++++ Records for the task ++++

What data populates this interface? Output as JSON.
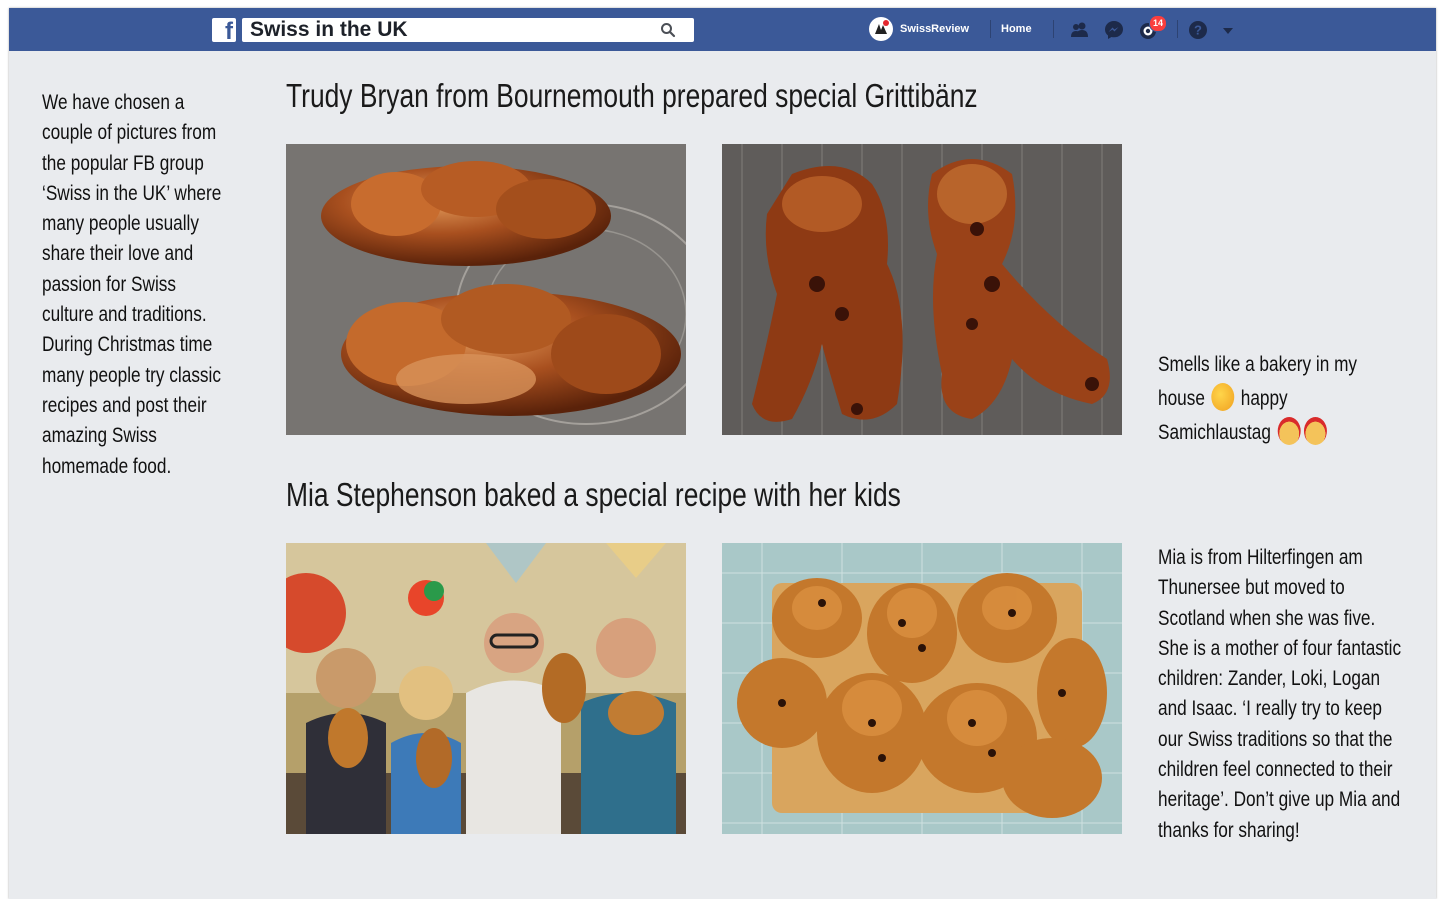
{
  "topbar": {
    "search_value": "Swiss in the UK",
    "profile_name": "SwissReview",
    "home_label": "Home",
    "notification_count": "14",
    "brand_color": "#3b5998",
    "icons": [
      "facebook-logo-icon",
      "search-icon",
      "friends-icon",
      "messenger-icon",
      "notifications-icon",
      "help-icon",
      "caret-down-icon"
    ]
  },
  "intro": {
    "text": "We have chosen a couple of pictures from the popular FB group ‘Swiss in the UK’ where many people usually share their love and passion for Swiss culture and traditions. During Christmas time many people try classic recipes and post their amazing Swiss homemade food."
  },
  "sections": [
    {
      "heading": "Trudy Bryan from Bournemouth prepared special Grittibänz",
      "note_before": "Smells like a bakery in my house",
      "note_middle": "happy Samichlaustag"
    },
    {
      "heading": "Mia Stephenson baked a special recipe with her kids",
      "note": "Mia is from Hilterfingen am Thunersee but moved to Scotland when she was five. She is a mother of four fantastic children: Zander, Loki, Logan and Isaac. ‘I really try to keep our Swiss traditions so that the children feel connected to their heritage’. Don’t give up Mia and thanks for sharing!"
    }
  ]
}
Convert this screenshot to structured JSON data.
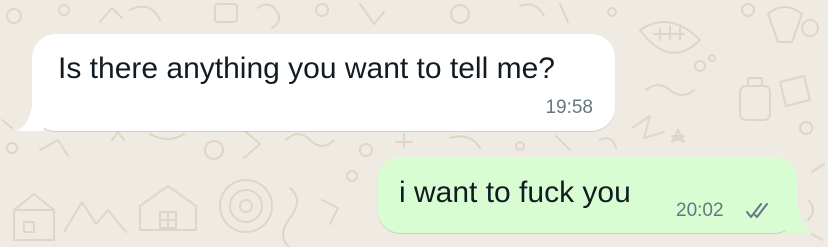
{
  "colors": {
    "wallpaper": "#efeae2",
    "incoming_bubble": "#ffffff",
    "outgoing_bubble": "#d9fdd3",
    "message_text": "#111b21",
    "timestamp_text": "#667781",
    "read_ticks": "#667781"
  },
  "messages": [
    {
      "direction": "incoming",
      "text": "Is there anything you want to tell me?",
      "time": "19:58"
    },
    {
      "direction": "outgoing",
      "text": "i want to fuck you",
      "time": "20:02",
      "status_icon": "double-check-icon"
    }
  ]
}
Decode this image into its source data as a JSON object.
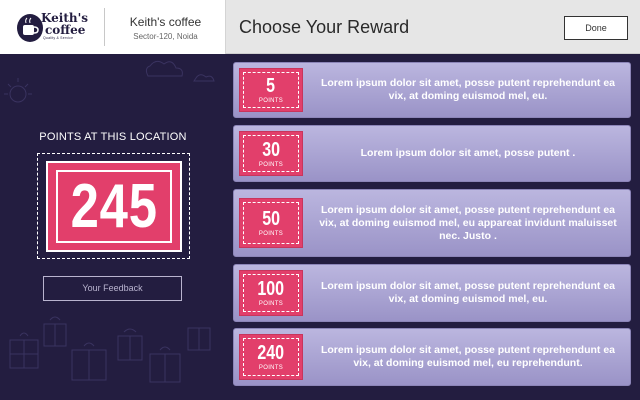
{
  "brand": {
    "logo_line1": "Keith's",
    "logo_line2": "coffee",
    "logo_tagline": "Quality & Service",
    "store_name": "Keith's coffee",
    "store_location": "Sector-120, Noida"
  },
  "header": {
    "title": "Choose Your Reward",
    "done_label": "Done"
  },
  "points": {
    "title": "POINTS AT THIS LOCATION",
    "value": "245"
  },
  "feedback": {
    "label": "Your Feedback"
  },
  "rewards": [
    {
      "points": "5",
      "unit": "POINTS",
      "description": "Lorem ipsum dolor sit amet, posse putent reprehendunt ea vix, at doming euismod mel, eu."
    },
    {
      "points": "30",
      "unit": "POINTS",
      "description": "Lorem ipsum dolor sit amet, posse putent ."
    },
    {
      "points": "50",
      "unit": "POINTS",
      "description": "Lorem ipsum dolor sit amet, posse putent reprehendunt ea vix, at doming euismod mel, eu appareat invidunt maluisset nec. Justo ."
    },
    {
      "points": "100",
      "unit": "POINTS",
      "description": "Lorem ipsum dolor sit amet, posse putent reprehendunt ea vix, at doming euismod mel, eu."
    },
    {
      "points": "240",
      "unit": "POINTS",
      "description": "Lorem ipsum dolor sit amet, posse putent reprehendunt ea vix, at doming euismod mel, eu reprehendunt."
    }
  ],
  "colors": {
    "background": "#231d40",
    "accent": "#e23f6b",
    "card": "#ada7d6",
    "header": "#e6e6e6"
  },
  "icons": [
    "coffee-cup-icon"
  ]
}
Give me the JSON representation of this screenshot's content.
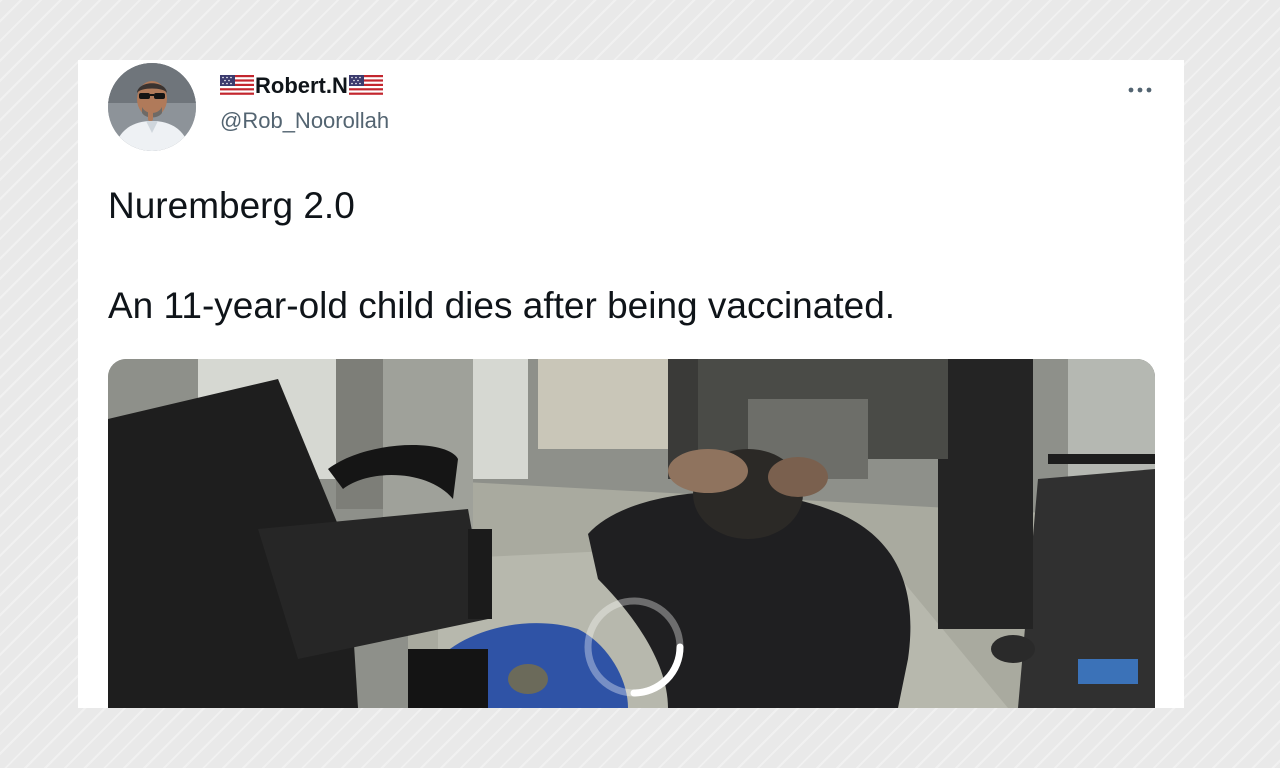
{
  "tweet": {
    "display_name": "Robert.N",
    "handle": "@Rob_Noorollah",
    "text_line1": "Nuremberg 2.0",
    "text_line2": "An 11-year-old child dies after being vaccinated.",
    "more_icon": "more-horizontal-icon",
    "flag_icon": "us-flag-icon",
    "media": {
      "type": "video",
      "state": "loading",
      "loading_icon": "loading-spinner-icon"
    }
  },
  "colors": {
    "primary_text": "#0f1419",
    "secondary_text": "#536471",
    "card_background": "#ffffff",
    "page_background": "#e9e9e9"
  }
}
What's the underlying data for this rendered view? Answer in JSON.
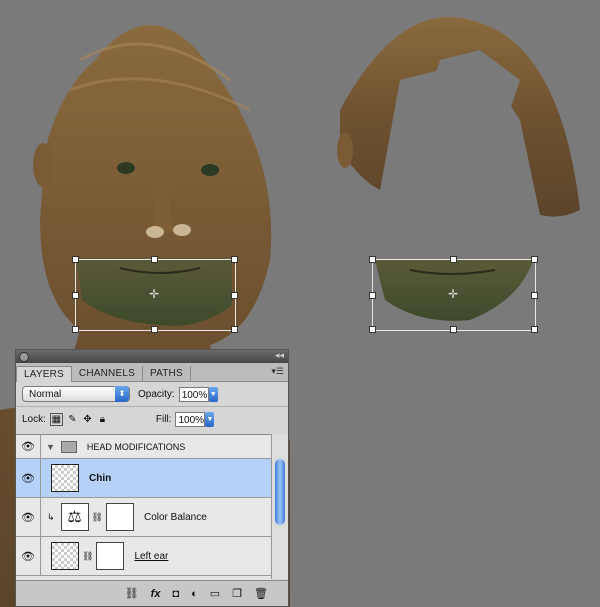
{
  "panel": {
    "tabs": [
      "LAYERS",
      "CHANNELS",
      "PATHS"
    ],
    "blend_mode": "Normal",
    "opacity_label": "Opacity:",
    "opacity_value": "100%",
    "lock_label": "Lock:",
    "fill_label": "Fill:",
    "fill_value": "100%",
    "layers": [
      {
        "name": "HEAD MODIFICATIONS",
        "type": "group"
      },
      {
        "name": "Chin",
        "type": "layer",
        "selected": true
      },
      {
        "name": "Color Balance",
        "type": "adjustment"
      },
      {
        "name": "Left ear",
        "type": "layer"
      }
    ],
    "footer_icons": [
      "link-icon",
      "fx-icon",
      "mask-icon",
      "adjustment-icon",
      "folder-icon",
      "new-layer-icon",
      "trash-icon"
    ]
  },
  "colors": {
    "canvas_bg": "#7a7a7a",
    "selection": "#b5d1f7"
  }
}
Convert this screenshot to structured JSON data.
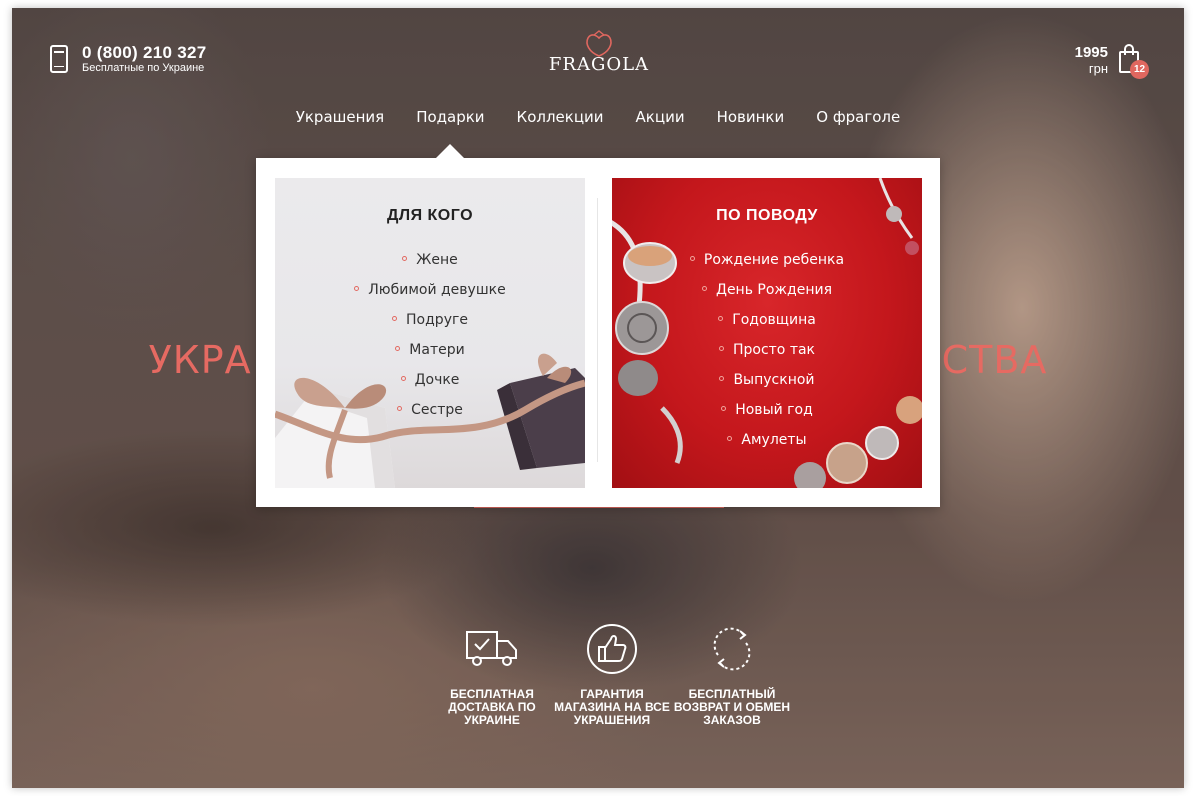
{
  "header": {
    "phone": "0 (800) 210 327",
    "phone_note": "Бесплатные по Украине",
    "logo": "FRAGOLA",
    "cart_amount": "1995",
    "cart_currency": "грн",
    "cart_count": "12"
  },
  "nav": {
    "items": [
      {
        "label": "Украшения"
      },
      {
        "label": "Подарки"
      },
      {
        "label": "Коллекции"
      },
      {
        "label": "Акции"
      },
      {
        "label": "Новинки"
      },
      {
        "label": "О фраголе"
      }
    ]
  },
  "hero": {
    "title_left": "УКРА",
    "title_right": "СТВА"
  },
  "dropdown": {
    "for_whom": {
      "title": "ДЛЯ КОГО",
      "items": [
        "Жене",
        "Любимой девушке",
        "Подруге",
        "Матери",
        "Дочке",
        "Сестре"
      ]
    },
    "occasion": {
      "title": "ПО ПОВОДУ",
      "items": [
        "Рождение ребенка",
        "День Рождения",
        "Годовщина",
        "Просто так",
        "Выпускной",
        "Новый год",
        "Амулеты"
      ]
    }
  },
  "features": [
    {
      "icon": "truck-check-icon",
      "text": "Бесплатная доставка по Украине"
    },
    {
      "icon": "thumbs-up-icon",
      "text": "Гарантия магазина на все украшения"
    },
    {
      "icon": "refresh-icon",
      "text": "Бесплатный возврат и обмен заказов"
    }
  ],
  "colors": {
    "accent": "#e0675f",
    "occasion_bg": "#c4171c"
  }
}
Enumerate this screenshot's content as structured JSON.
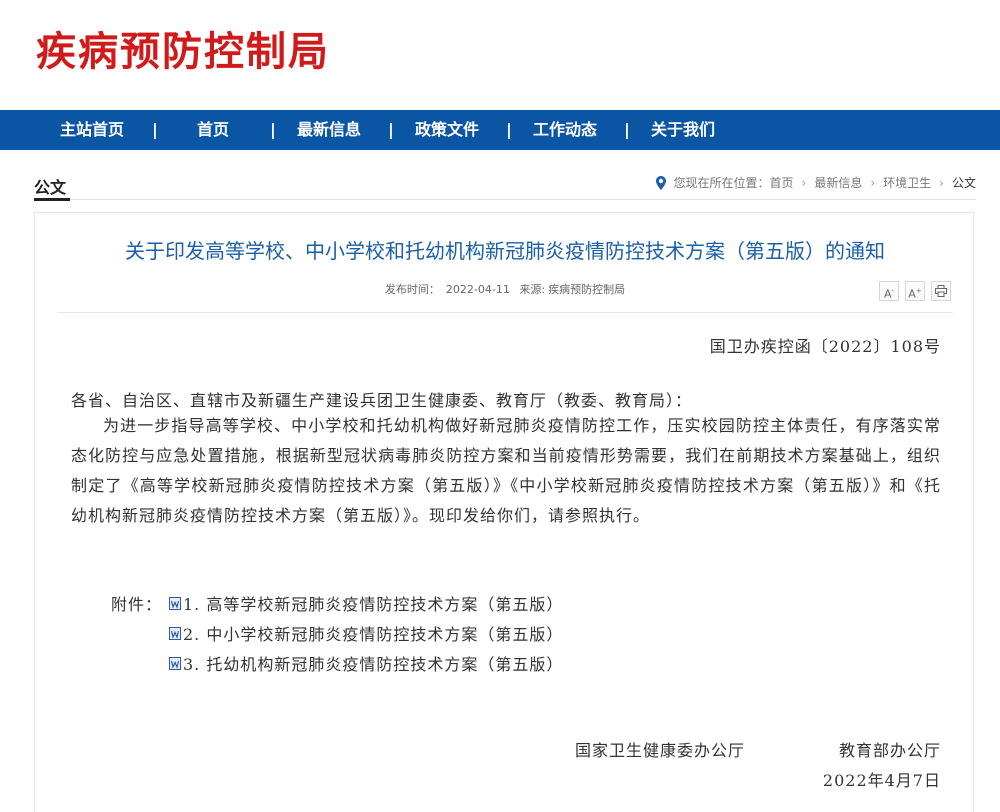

++++

* _Exercise description_
Find all lines holding the string "ipsum" and copy them.

* _Answer below_
      "description": "Lorem ipsum dolor sit amet, posse putent reprehendunt ea vix, at doming euismod mel, eu."
      "description": "Lorem ipsum dolor sit amet, posse putent ."
      "description": "Lorem ipsum dolor sit amet, posse putent reprehendunt ea vix, at doming euismod mel, eu appareat invidunt maluisset nec. Justo ."
      "description": "Lorem ipsum dolor sit amet, posse putent reprehendunt ea vix, at doming euismod mel, eu."
      "description": "Lorem ipsum dolor sit amet, posse putent reprehendunt ea vix, at doming euismod mel, eu reprehendunt."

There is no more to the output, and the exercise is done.